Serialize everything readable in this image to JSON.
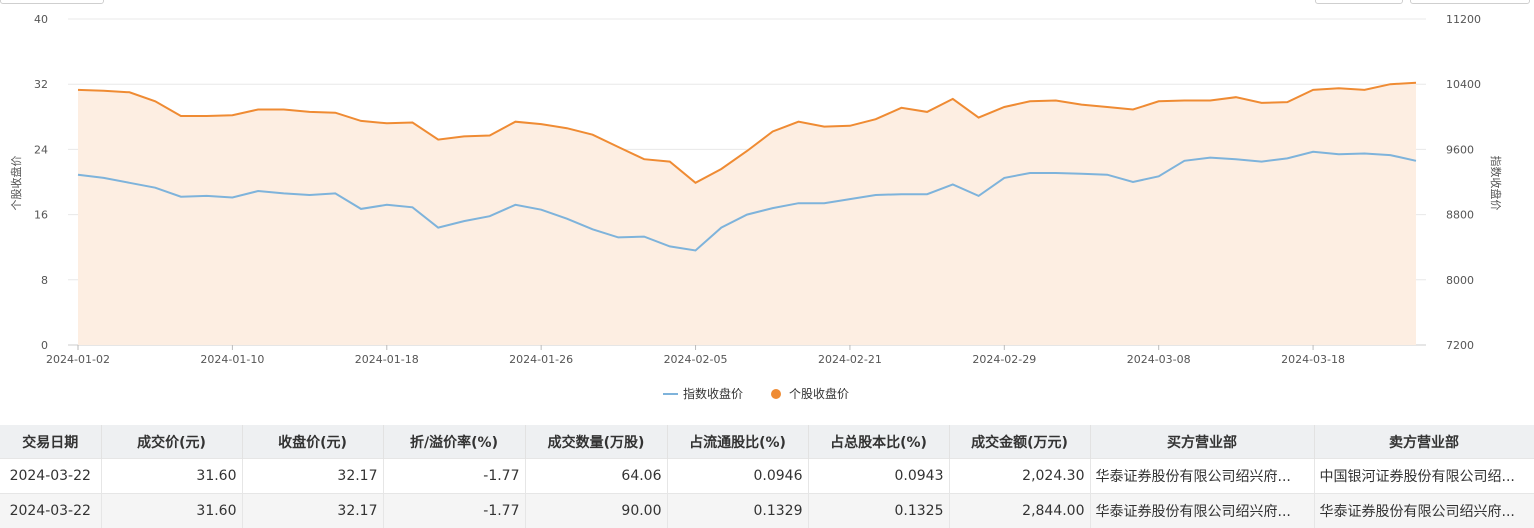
{
  "chart_data": {
    "type": "line",
    "x": [
      "2024-01-02",
      "2024-01-03",
      "2024-01-04",
      "2024-01-05",
      "2024-01-08",
      "2024-01-09",
      "2024-01-10",
      "2024-01-11",
      "2024-01-12",
      "2024-01-15",
      "2024-01-16",
      "2024-01-17",
      "2024-01-18",
      "2024-01-19",
      "2024-01-22",
      "2024-01-23",
      "2024-01-24",
      "2024-01-25",
      "2024-01-26",
      "2024-01-29",
      "2024-01-30",
      "2024-01-31",
      "2024-02-01",
      "2024-02-02",
      "2024-02-05",
      "2024-02-06",
      "2024-02-07",
      "2024-02-08",
      "2024-02-19",
      "2024-02-20",
      "2024-02-21",
      "2024-02-22",
      "2024-02-23",
      "2024-02-26",
      "2024-02-27",
      "2024-02-28",
      "2024-02-29",
      "2024-03-01",
      "2024-03-04",
      "2024-03-05",
      "2024-03-06",
      "2024-03-07",
      "2024-03-08",
      "2024-03-11",
      "2024-03-12",
      "2024-03-13",
      "2024-03-14",
      "2024-03-15",
      "2024-03-18",
      "2024-03-19",
      "2024-03-20",
      "2024-03-21",
      "2024-03-22"
    ],
    "x_ticks": [
      "2024-01-02",
      "2024-01-10",
      "2024-01-18",
      "2024-01-26",
      "2024-02-05",
      "2024-02-21",
      "2024-02-29",
      "2024-03-08",
      "2024-03-18"
    ],
    "series": [
      {
        "name": "指数收盘价",
        "axis": "right",
        "color": "#7eb3db",
        "values": [
          9290,
          9250,
          9190,
          9130,
          9020,
          9030,
          9010,
          9090,
          9060,
          9040,
          9060,
          8870,
          8920,
          8890,
          8640,
          8720,
          8780,
          8920,
          8860,
          8750,
          8620,
          8520,
          8530,
          8410,
          8360,
          8640,
          8800,
          8880,
          8940,
          8940,
          8990,
          9040,
          9050,
          9050,
          9170,
          9030,
          9250,
          9310,
          9310,
          9300,
          9290,
          9200,
          9270,
          9460,
          9500,
          9480,
          9450,
          9490,
          9570,
          9540,
          9550,
          9530,
          9460
        ]
      },
      {
        "name": "个股收盘价",
        "axis": "left",
        "color": "#ef8b33",
        "values": [
          31.3,
          31.2,
          31.0,
          29.9,
          28.1,
          28.1,
          28.2,
          28.9,
          28.9,
          28.6,
          28.5,
          27.5,
          27.2,
          27.3,
          25.2,
          25.6,
          25.7,
          27.4,
          27.1,
          26.6,
          25.8,
          24.3,
          22.8,
          22.5,
          19.9,
          21.6,
          23.8,
          26.2,
          27.4,
          26.8,
          26.9,
          27.7,
          29.1,
          28.6,
          30.2,
          27.9,
          29.2,
          29.9,
          30.0,
          29.5,
          29.2,
          28.9,
          29.9,
          30.0,
          30.0,
          30.4,
          29.7,
          29.8,
          31.3,
          31.5,
          31.3,
          32.0,
          32.17
        ]
      }
    ],
    "ylim_left": [
      0,
      40
    ],
    "yticks_left": [
      0,
      8,
      16,
      24,
      32,
      40
    ],
    "ylabel_left": "个股收盘价",
    "ylim_right": [
      7200,
      11200
    ],
    "yticks_right": [
      7200,
      8000,
      8800,
      9600,
      10400,
      11200
    ],
    "ylabel_right": "指数收盘价",
    "grid": true,
    "legend_placement": "bottom-center",
    "area_fill_color": "#fdeee2"
  },
  "table": {
    "headers": [
      "交易日期",
      "成交价(元)",
      "收盘价(元)",
      "折/溢价率(%)",
      "成交数量(万股)",
      "占流通股比(%)",
      "占总股本比(%)",
      "成交金额(万元)",
      "买方营业部",
      "卖方营业部"
    ],
    "rows": [
      [
        "2024-03-22",
        "31.60",
        "32.17",
        "-1.77",
        "64.06",
        "0.0946",
        "0.0943",
        "2,024.30",
        "华泰证券股份有限公司绍兴府...",
        "中国银河证券股份有限公司绍..."
      ],
      [
        "2024-03-22",
        "31.60",
        "32.17",
        "-1.77",
        "90.00",
        "0.1329",
        "0.1325",
        "2,844.00",
        "华泰证券股份有限公司绍兴府...",
        "华泰证券股份有限公司绍兴府..."
      ]
    ]
  }
}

TASK DESCRIPTION: The records above need to be given again exactly. Omit the pictures.

REPLY TO THE TASK:
Serialize everything readable in this image to JSON.
{
  "chart_data": {
    "type": "line",
    "x": [
      "2024-01-02",
      "2024-01-03",
      "2024-01-04",
      "2024-01-05",
      "2024-01-08",
      "2024-01-09",
      "2024-01-10",
      "2024-01-11",
      "2024-01-12",
      "2024-01-15",
      "2024-01-16",
      "2024-01-17",
      "2024-01-18",
      "2024-01-19",
      "2024-01-22",
      "2024-01-23",
      "2024-01-24",
      "2024-01-25",
      "2024-01-26",
      "2024-01-29",
      "2024-01-30",
      "2024-01-31",
      "2024-02-01",
      "2024-02-02",
      "2024-02-05",
      "2024-02-06",
      "2024-02-07",
      "2024-02-08",
      "2024-02-19",
      "2024-02-20",
      "2024-02-21",
      "2024-02-22",
      "2024-02-23",
      "2024-02-26",
      "2024-02-27",
      "2024-02-28",
      "2024-02-29",
      "2024-03-01",
      "2024-03-04",
      "2024-03-05",
      "2024-03-06",
      "2024-03-07",
      "2024-03-08",
      "2024-03-11",
      "2024-03-12",
      "2024-03-13",
      "2024-03-14",
      "2024-03-15",
      "2024-03-18",
      "2024-03-19",
      "2024-03-20",
      "2024-03-21",
      "2024-03-22"
    ],
    "x_ticks": [
      "2024-01-02",
      "2024-01-10",
      "2024-01-18",
      "2024-01-26",
      "2024-02-05",
      "2024-02-21",
      "2024-02-29",
      "2024-03-08",
      "2024-03-18"
    ],
    "series": [
      {
        "name": "指数收盘价",
        "axis": "right",
        "color": "#7eb3db",
        "values": [
          9290,
          9250,
          9190,
          9130,
          9020,
          9030,
          9010,
          9090,
          9060,
          9040,
          9060,
          8870,
          8920,
          8890,
          8640,
          8720,
          8780,
          8920,
          8860,
          8750,
          8620,
          8520,
          8530,
          8410,
          8360,
          8640,
          8800,
          8880,
          8940,
          8940,
          8990,
          9040,
          9050,
          9050,
          9170,
          9030,
          9250,
          9310,
          9310,
          9300,
          9290,
          9200,
          9270,
          9460,
          9500,
          9480,
          9450,
          9490,
          9570,
          9540,
          9550,
          9530,
          9460
        ]
      },
      {
        "name": "个股收盘价",
        "axis": "left",
        "color": "#ef8b33",
        "values": [
          31.3,
          31.2,
          31.0,
          29.9,
          28.1,
          28.1,
          28.2,
          28.9,
          28.9,
          28.6,
          28.5,
          27.5,
          27.2,
          27.3,
          25.2,
          25.6,
          25.7,
          27.4,
          27.1,
          26.6,
          25.8,
          24.3,
          22.8,
          22.5,
          19.9,
          21.6,
          23.8,
          26.2,
          27.4,
          26.8,
          26.9,
          27.7,
          29.1,
          28.6,
          30.2,
          27.9,
          29.2,
          29.9,
          30.0,
          29.5,
          29.2,
          28.9,
          29.9,
          30.0,
          30.0,
          30.4,
          29.7,
          29.8,
          31.3,
          31.5,
          31.3,
          32.0,
          32.17
        ]
      }
    ],
    "ylim_left": [
      0,
      40
    ],
    "yticks_left": [
      0,
      8,
      16,
      24,
      32,
      40
    ],
    "ylabel_left": "个股收盘价",
    "ylim_right": [
      7200,
      11200
    ],
    "yticks_right": [
      7200,
      8000,
      8800,
      9600,
      10400,
      11200
    ],
    "ylabel_right": "指数收盘价",
    "grid": true,
    "legend_placement": "bottom-center",
    "area_fill_color": "#fdeee2"
  },
  "table": {
    "headers": [
      "交易日期",
      "成交价(元)",
      "收盘价(元)",
      "折/溢价率(%)",
      "成交数量(万股)",
      "占流通股比(%)",
      "占总股本比(%)",
      "成交金额(万元)",
      "买方营业部",
      "卖方营业部"
    ],
    "rows": [
      [
        "2024-03-22",
        "31.60",
        "32.17",
        "-1.77",
        "64.06",
        "0.0946",
        "0.0943",
        "2,024.30",
        "华泰证券股份有限公司绍兴府...",
        "中国银河证券股份有限公司绍..."
      ],
      [
        "2024-03-22",
        "31.60",
        "32.17",
        "-1.77",
        "90.00",
        "0.1329",
        "0.1325",
        "2,844.00",
        "华泰证券股份有限公司绍兴府...",
        "华泰证券股份有限公司绍兴府..."
      ]
    ]
  }
}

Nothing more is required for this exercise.